Given task
Copy out the lines that have "text" in them.

──────────

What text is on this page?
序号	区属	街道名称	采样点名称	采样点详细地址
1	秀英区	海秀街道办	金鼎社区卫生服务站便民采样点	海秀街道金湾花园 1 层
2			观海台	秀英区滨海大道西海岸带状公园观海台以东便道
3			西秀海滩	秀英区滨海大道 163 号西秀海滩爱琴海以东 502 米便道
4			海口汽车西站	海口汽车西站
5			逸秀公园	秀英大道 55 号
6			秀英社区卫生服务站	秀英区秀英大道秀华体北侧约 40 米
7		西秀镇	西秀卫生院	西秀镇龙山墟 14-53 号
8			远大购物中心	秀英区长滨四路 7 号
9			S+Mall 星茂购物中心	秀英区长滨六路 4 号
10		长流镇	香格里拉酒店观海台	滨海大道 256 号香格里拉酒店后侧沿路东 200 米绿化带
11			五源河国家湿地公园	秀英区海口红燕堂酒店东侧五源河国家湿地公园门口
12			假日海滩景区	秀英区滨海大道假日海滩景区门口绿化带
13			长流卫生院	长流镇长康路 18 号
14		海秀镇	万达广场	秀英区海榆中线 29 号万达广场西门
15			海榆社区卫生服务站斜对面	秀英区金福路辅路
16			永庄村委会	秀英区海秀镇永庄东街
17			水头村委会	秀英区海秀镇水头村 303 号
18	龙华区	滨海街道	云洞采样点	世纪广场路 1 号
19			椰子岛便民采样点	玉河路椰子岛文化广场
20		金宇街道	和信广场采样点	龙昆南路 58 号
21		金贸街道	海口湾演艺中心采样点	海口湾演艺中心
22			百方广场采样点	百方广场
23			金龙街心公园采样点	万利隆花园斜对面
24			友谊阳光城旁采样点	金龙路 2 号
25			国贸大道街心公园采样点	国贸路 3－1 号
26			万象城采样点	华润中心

──────────

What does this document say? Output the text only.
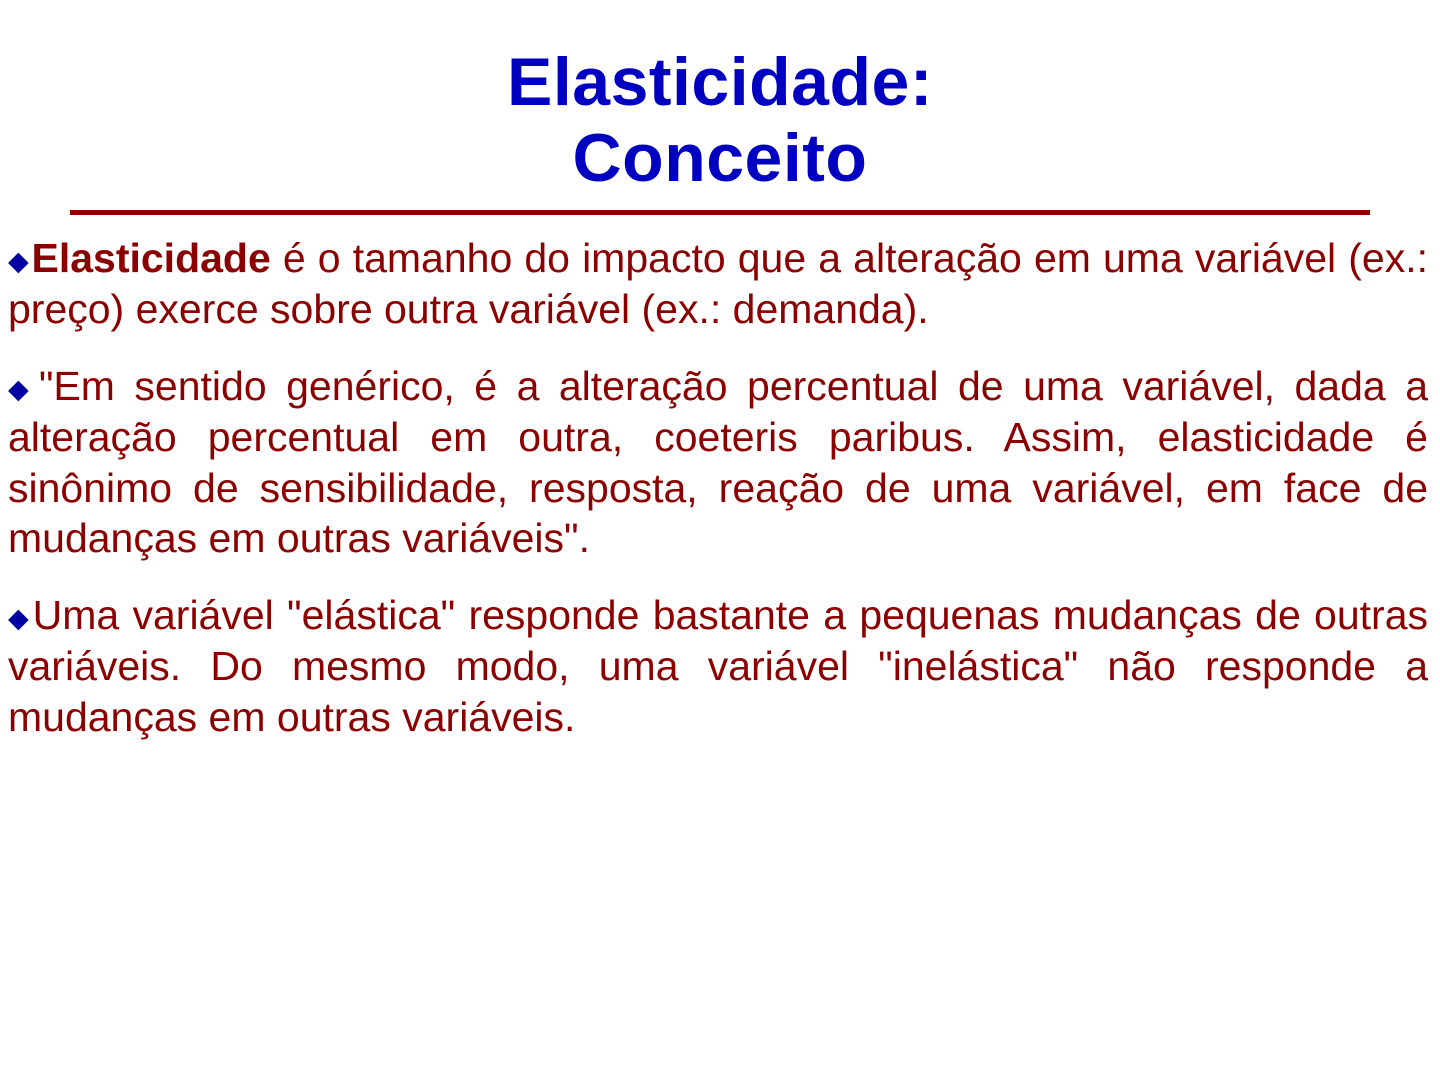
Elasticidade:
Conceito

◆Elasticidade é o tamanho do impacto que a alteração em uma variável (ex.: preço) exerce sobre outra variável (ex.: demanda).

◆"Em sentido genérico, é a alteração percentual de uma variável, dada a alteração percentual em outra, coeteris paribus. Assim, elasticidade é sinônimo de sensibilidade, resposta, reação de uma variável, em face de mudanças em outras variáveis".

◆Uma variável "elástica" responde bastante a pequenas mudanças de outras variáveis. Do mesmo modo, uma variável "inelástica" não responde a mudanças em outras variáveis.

──────────

Response to the task
What text is on this page?
What does this document say? Output the text only.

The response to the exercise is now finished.